## Problem details:
Every line with the word "ಆಚರಣ" in it should be extracted from the data that follows.

== Items

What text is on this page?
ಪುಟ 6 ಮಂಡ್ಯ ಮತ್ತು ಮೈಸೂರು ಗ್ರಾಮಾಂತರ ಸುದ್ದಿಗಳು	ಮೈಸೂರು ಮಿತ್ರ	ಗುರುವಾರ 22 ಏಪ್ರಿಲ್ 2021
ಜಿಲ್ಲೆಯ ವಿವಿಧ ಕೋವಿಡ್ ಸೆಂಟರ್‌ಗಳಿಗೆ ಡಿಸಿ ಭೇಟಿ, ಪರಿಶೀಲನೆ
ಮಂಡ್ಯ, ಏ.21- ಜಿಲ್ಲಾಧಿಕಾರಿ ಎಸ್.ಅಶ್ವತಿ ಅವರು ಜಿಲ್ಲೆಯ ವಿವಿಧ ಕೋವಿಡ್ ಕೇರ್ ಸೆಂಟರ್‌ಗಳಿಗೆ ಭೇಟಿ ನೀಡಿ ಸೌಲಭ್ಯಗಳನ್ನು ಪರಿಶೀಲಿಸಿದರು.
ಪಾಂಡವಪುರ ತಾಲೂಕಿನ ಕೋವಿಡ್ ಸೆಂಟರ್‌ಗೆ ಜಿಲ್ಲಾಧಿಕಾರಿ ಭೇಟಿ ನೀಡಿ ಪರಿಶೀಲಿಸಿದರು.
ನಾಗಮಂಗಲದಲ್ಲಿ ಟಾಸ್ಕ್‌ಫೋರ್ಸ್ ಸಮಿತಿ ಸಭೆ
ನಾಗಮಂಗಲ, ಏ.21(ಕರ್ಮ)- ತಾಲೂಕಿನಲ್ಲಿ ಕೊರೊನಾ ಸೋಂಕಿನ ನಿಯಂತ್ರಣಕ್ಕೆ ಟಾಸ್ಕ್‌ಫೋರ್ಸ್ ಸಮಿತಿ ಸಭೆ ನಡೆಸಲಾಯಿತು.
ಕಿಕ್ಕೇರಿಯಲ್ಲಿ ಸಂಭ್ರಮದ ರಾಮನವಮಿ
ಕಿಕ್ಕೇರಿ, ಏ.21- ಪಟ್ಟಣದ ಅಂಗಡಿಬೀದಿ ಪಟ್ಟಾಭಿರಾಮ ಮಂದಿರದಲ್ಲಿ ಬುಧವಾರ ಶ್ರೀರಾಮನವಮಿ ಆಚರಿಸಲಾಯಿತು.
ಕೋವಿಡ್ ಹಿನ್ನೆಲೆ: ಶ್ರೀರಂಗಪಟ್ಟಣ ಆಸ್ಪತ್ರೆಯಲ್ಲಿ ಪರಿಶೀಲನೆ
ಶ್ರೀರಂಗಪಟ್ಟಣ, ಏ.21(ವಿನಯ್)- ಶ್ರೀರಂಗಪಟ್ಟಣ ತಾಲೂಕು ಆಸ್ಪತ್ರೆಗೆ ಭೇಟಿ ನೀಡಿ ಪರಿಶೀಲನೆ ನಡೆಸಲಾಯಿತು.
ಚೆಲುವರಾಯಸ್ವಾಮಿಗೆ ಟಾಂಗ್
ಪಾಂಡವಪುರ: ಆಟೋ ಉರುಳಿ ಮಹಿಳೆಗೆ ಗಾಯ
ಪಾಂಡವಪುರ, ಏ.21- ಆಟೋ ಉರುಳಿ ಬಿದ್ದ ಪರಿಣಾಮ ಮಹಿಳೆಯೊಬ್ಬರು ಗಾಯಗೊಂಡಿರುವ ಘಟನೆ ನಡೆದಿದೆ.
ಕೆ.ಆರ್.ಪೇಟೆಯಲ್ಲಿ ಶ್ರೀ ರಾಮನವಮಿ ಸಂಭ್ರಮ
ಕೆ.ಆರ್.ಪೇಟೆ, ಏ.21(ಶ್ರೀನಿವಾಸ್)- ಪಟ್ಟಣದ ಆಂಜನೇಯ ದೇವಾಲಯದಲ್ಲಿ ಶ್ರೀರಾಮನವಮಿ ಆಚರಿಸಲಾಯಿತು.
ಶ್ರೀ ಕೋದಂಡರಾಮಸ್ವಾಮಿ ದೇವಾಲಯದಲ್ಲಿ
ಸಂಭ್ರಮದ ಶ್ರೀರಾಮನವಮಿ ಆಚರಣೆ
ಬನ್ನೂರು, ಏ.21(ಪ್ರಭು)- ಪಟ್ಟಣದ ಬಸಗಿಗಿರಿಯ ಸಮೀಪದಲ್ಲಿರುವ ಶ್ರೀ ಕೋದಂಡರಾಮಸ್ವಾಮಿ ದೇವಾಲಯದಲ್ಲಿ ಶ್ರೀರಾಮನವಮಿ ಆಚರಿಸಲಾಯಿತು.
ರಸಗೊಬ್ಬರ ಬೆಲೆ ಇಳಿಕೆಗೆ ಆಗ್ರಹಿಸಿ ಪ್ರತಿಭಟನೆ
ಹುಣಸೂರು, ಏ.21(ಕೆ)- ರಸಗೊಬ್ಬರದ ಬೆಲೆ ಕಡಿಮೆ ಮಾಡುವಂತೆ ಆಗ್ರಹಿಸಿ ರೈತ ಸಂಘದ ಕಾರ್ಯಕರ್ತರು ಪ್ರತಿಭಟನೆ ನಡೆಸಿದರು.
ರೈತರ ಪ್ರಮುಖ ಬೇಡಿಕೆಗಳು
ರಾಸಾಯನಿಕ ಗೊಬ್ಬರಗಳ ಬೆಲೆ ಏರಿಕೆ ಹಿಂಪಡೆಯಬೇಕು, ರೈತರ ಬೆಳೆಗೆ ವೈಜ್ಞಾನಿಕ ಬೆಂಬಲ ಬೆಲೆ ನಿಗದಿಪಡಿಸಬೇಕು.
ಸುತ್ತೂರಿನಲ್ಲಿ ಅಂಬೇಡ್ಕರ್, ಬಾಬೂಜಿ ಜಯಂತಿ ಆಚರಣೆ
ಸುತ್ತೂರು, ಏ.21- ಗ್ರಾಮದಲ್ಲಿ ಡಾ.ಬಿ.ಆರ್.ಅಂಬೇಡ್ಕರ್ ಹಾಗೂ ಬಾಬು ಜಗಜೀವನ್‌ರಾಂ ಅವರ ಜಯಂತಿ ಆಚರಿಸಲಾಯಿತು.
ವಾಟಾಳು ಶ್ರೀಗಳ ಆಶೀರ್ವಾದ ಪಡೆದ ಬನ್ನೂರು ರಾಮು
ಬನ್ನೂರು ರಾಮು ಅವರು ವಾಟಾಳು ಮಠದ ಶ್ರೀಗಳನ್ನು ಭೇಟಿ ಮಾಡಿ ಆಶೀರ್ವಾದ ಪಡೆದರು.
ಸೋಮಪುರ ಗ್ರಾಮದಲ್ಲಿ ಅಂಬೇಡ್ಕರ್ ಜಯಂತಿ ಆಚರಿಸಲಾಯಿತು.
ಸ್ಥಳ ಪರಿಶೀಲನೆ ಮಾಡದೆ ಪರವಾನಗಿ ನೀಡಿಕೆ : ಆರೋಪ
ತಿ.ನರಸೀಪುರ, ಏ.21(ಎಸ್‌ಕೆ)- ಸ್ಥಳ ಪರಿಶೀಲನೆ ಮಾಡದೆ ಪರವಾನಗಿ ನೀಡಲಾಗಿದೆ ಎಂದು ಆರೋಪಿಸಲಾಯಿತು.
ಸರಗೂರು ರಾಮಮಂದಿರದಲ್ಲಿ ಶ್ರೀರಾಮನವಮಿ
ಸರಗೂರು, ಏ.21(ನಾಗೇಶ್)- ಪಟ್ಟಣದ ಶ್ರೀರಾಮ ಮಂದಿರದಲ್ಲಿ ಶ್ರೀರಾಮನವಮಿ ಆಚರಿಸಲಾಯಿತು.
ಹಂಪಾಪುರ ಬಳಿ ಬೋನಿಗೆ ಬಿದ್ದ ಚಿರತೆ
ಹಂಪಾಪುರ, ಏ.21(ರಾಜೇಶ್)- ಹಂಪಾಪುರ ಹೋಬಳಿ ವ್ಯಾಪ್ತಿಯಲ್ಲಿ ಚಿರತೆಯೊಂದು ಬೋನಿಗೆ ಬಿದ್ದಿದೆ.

====

## In response:
ಸಂಭ್ರಮದ ಶ್ರೀರಾಮನವಮಿ ಆಚರಣೆ
ಸುತ್ತೂರಿನಲ್ಲಿ ಅಂಬೇಡ್ಕರ್, ಬಾಬೂಜಿ ಜಯಂತಿ ಆಚರಣೆ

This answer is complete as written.